__WORK TO COMPLETE__:
In the following material, identify every line holding the string "Total" and return it.

[Records about charts and figures]

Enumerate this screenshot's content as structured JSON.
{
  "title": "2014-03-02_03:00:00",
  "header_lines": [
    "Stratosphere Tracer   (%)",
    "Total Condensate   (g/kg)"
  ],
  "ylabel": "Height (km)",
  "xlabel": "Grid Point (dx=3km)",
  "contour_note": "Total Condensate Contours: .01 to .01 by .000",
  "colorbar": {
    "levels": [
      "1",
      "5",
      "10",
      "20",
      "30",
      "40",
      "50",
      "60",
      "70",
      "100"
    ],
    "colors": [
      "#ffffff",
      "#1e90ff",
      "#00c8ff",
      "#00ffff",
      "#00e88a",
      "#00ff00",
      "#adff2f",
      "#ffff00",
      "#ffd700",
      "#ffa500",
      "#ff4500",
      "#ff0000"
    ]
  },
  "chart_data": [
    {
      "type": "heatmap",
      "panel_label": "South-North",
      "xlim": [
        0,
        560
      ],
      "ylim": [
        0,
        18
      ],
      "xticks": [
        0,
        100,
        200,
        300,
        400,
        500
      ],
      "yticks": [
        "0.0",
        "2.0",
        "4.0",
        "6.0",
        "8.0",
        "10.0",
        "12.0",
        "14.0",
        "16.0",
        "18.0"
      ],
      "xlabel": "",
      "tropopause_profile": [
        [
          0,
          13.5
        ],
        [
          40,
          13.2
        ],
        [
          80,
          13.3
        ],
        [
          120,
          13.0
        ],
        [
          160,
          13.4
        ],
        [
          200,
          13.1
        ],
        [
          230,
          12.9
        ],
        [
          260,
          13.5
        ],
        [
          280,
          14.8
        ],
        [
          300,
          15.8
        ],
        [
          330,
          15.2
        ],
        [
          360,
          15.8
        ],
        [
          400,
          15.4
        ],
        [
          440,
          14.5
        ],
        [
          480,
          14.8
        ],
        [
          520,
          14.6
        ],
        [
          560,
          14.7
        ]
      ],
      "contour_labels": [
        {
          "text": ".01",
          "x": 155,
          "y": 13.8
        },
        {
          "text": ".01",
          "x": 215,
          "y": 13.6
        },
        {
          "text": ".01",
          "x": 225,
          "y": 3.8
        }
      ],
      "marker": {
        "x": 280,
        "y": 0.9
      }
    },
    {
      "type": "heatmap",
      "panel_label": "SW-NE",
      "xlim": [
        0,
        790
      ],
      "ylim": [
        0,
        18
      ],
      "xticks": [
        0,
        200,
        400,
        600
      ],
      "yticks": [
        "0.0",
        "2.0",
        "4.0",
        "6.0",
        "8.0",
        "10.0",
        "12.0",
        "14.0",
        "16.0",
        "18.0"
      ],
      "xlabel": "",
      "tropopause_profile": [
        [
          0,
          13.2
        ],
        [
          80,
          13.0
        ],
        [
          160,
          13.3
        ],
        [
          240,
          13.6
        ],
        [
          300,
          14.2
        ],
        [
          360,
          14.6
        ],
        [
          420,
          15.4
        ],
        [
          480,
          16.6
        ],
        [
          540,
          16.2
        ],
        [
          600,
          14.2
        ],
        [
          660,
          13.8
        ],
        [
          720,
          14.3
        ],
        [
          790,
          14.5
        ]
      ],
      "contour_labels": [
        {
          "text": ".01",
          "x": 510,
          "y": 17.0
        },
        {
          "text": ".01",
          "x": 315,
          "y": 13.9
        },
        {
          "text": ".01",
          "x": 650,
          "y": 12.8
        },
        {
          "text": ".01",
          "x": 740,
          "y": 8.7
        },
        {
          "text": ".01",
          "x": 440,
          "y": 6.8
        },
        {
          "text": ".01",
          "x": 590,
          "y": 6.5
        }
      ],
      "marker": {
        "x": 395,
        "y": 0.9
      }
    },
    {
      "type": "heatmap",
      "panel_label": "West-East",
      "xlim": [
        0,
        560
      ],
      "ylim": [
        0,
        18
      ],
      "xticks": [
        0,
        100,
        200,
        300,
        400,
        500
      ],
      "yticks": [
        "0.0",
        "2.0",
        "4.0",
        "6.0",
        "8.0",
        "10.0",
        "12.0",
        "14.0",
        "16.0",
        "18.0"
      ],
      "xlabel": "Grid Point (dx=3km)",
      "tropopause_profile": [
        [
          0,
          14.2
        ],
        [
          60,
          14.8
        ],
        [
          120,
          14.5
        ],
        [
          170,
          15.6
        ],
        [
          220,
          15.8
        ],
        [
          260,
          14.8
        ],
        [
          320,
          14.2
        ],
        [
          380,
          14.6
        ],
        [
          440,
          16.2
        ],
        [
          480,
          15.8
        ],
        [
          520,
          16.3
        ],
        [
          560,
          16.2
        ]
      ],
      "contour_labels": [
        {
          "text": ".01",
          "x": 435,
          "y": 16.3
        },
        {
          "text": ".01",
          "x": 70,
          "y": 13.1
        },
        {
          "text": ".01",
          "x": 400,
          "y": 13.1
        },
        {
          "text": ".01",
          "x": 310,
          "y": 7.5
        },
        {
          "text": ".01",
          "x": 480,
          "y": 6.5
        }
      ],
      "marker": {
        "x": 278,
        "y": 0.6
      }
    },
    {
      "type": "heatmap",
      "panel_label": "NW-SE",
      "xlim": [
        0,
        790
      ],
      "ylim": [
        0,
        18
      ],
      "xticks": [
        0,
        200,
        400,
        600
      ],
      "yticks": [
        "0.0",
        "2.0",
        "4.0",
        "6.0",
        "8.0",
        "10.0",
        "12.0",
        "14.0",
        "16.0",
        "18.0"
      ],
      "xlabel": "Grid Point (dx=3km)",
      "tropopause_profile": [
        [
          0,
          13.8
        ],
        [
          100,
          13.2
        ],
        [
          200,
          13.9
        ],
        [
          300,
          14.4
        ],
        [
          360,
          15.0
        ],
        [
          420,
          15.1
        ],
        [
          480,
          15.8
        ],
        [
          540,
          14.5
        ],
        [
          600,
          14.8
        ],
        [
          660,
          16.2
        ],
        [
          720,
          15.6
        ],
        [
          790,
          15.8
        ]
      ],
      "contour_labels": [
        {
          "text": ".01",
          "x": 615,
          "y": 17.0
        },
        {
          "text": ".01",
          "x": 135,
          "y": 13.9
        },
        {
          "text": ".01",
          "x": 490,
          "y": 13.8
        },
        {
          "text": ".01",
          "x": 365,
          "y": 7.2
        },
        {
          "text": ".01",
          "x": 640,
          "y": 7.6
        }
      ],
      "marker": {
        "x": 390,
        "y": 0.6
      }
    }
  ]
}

__FULL RESPONSE__:
    "Total Condensate   (g/kg)"
  "contour_note": "Total Condensate Contours: .01 to .01 by .000",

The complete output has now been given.